## begin DATASET EXCERPTS

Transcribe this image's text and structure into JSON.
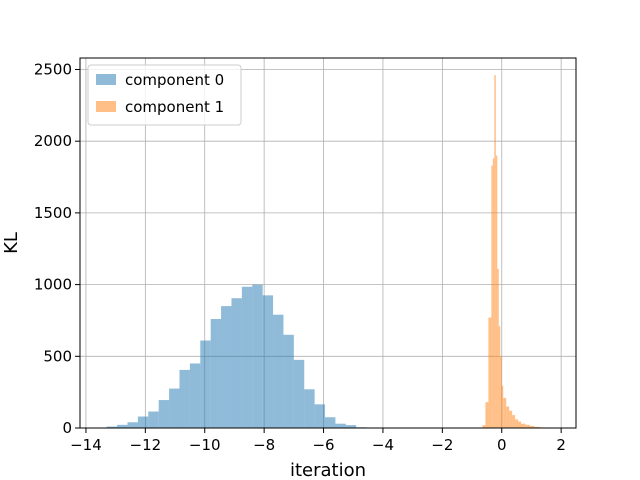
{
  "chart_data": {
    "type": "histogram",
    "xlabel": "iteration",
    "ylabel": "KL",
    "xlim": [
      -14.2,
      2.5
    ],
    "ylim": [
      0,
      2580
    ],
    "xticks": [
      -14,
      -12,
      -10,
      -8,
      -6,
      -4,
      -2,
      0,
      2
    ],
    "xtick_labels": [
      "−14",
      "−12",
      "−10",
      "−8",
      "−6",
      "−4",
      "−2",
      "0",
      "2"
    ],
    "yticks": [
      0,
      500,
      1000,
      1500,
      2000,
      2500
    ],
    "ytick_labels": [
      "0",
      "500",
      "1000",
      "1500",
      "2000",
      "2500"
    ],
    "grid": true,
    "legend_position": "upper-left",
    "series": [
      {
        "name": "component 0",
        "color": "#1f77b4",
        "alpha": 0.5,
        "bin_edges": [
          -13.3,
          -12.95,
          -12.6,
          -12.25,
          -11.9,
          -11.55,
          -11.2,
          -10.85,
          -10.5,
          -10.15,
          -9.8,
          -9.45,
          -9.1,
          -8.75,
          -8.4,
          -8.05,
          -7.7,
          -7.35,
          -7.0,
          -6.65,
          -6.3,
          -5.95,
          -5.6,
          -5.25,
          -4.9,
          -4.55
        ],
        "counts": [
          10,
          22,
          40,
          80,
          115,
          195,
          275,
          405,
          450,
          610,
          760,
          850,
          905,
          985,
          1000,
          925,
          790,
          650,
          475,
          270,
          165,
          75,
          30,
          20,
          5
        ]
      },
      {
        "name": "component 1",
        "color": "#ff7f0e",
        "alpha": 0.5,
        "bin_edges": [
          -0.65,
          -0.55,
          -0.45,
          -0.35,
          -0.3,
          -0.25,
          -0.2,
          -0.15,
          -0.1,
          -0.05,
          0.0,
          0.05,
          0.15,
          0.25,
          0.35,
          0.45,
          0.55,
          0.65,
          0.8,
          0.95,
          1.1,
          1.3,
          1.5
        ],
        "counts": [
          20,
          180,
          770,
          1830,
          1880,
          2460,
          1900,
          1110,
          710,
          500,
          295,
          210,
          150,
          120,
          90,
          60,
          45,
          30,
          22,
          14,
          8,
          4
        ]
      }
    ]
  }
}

## end DATASET EXCERPTS

# WRITTEN REQUEST
Copy the records exactly as they appear, excluding images.

# EXERCISE OUTPUT
Transcribe this image's text and structure into JSON.
{
  "chart_data": {
    "type": "histogram",
    "xlabel": "iteration",
    "ylabel": "KL",
    "xlim": [
      -14.2,
      2.5
    ],
    "ylim": [
      0,
      2580
    ],
    "xticks": [
      -14,
      -12,
      -10,
      -8,
      -6,
      -4,
      -2,
      0,
      2
    ],
    "xtick_labels": [
      "−14",
      "−12",
      "−10",
      "−8",
      "−6",
      "−4",
      "−2",
      "0",
      "2"
    ],
    "yticks": [
      0,
      500,
      1000,
      1500,
      2000,
      2500
    ],
    "ytick_labels": [
      "0",
      "500",
      "1000",
      "1500",
      "2000",
      "2500"
    ],
    "grid": true,
    "legend_position": "upper-left",
    "series": [
      {
        "name": "component 0",
        "color": "#1f77b4",
        "alpha": 0.5,
        "bin_edges": [
          -13.3,
          -12.95,
          -12.6,
          -12.25,
          -11.9,
          -11.55,
          -11.2,
          -10.85,
          -10.5,
          -10.15,
          -9.8,
          -9.45,
          -9.1,
          -8.75,
          -8.4,
          -8.05,
          -7.7,
          -7.35,
          -7.0,
          -6.65,
          -6.3,
          -5.95,
          -5.6,
          -5.25,
          -4.9,
          -4.55
        ],
        "counts": [
          10,
          22,
          40,
          80,
          115,
          195,
          275,
          405,
          450,
          610,
          760,
          850,
          905,
          985,
          1000,
          925,
          790,
          650,
          475,
          270,
          165,
          75,
          30,
          20,
          5
        ]
      },
      {
        "name": "component 1",
        "color": "#ff7f0e",
        "alpha": 0.5,
        "bin_edges": [
          -0.65,
          -0.55,
          -0.45,
          -0.35,
          -0.3,
          -0.25,
          -0.2,
          -0.15,
          -0.1,
          -0.05,
          0.0,
          0.05,
          0.15,
          0.25,
          0.35,
          0.45,
          0.55,
          0.65,
          0.8,
          0.95,
          1.1,
          1.3,
          1.5
        ],
        "counts": [
          20,
          180,
          770,
          1830,
          1880,
          2460,
          1900,
          1110,
          710,
          500,
          295,
          210,
          150,
          120,
          90,
          60,
          45,
          30,
          22,
          14,
          8,
          4
        ]
      }
    ]
  }
}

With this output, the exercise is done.